[START OF Data section]

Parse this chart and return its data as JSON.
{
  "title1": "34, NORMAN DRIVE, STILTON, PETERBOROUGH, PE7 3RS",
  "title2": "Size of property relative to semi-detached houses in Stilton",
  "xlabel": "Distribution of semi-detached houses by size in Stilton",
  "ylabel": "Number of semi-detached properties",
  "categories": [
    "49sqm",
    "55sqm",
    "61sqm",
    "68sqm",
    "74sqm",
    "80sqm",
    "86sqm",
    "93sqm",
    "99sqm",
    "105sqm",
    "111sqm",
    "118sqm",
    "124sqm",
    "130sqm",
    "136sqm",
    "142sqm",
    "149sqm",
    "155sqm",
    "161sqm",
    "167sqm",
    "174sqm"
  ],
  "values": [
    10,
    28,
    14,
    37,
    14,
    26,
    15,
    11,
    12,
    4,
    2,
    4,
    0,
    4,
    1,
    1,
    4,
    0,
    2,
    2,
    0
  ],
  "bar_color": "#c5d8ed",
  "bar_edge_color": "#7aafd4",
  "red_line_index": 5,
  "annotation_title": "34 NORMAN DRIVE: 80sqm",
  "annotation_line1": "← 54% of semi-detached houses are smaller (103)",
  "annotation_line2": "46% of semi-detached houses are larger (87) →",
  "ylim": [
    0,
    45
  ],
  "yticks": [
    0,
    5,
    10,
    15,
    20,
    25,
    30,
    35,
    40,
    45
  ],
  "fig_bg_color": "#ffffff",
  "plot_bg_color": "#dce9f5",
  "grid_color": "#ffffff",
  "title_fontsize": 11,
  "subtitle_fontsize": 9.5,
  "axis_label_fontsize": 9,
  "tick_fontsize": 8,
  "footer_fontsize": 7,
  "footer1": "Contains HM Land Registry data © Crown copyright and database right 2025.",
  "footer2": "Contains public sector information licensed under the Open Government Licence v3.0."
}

[END OF Data section]

[Instructions to follow]
Take the listing above and set it down exactly.

[Solution for this exercise]
Parse this chart and return its data as JSON.
{
  "title1": "34, NORMAN DRIVE, STILTON, PETERBOROUGH, PE7 3RS",
  "title2": "Size of property relative to semi-detached houses in Stilton",
  "xlabel": "Distribution of semi-detached houses by size in Stilton",
  "ylabel": "Number of semi-detached properties",
  "categories": [
    "49sqm",
    "55sqm",
    "61sqm",
    "68sqm",
    "74sqm",
    "80sqm",
    "86sqm",
    "93sqm",
    "99sqm",
    "105sqm",
    "111sqm",
    "118sqm",
    "124sqm",
    "130sqm",
    "136sqm",
    "142sqm",
    "149sqm",
    "155sqm",
    "161sqm",
    "167sqm",
    "174sqm"
  ],
  "values": [
    10,
    28,
    14,
    37,
    14,
    26,
    15,
    11,
    12,
    4,
    2,
    4,
    0,
    4,
    1,
    1,
    4,
    0,
    2,
    2,
    0
  ],
  "bar_color": "#c5d8ed",
  "bar_edge_color": "#7aafd4",
  "red_line_index": 5,
  "annotation_title": "34 NORMAN DRIVE: 80sqm",
  "annotation_line1": "← 54% of semi-detached houses are smaller (103)",
  "annotation_line2": "46% of semi-detached houses are larger (87) →",
  "ylim": [
    0,
    45
  ],
  "yticks": [
    0,
    5,
    10,
    15,
    20,
    25,
    30,
    35,
    40,
    45
  ],
  "fig_bg_color": "#ffffff",
  "plot_bg_color": "#dce9f5",
  "grid_color": "#ffffff",
  "title_fontsize": 11,
  "subtitle_fontsize": 9.5,
  "axis_label_fontsize": 9,
  "tick_fontsize": 8,
  "footer_fontsize": 7,
  "footer1": "Contains HM Land Registry data © Crown copyright and database right 2025.",
  "footer2": "Contains public sector information licensed under the Open Government Licence v3.0."
}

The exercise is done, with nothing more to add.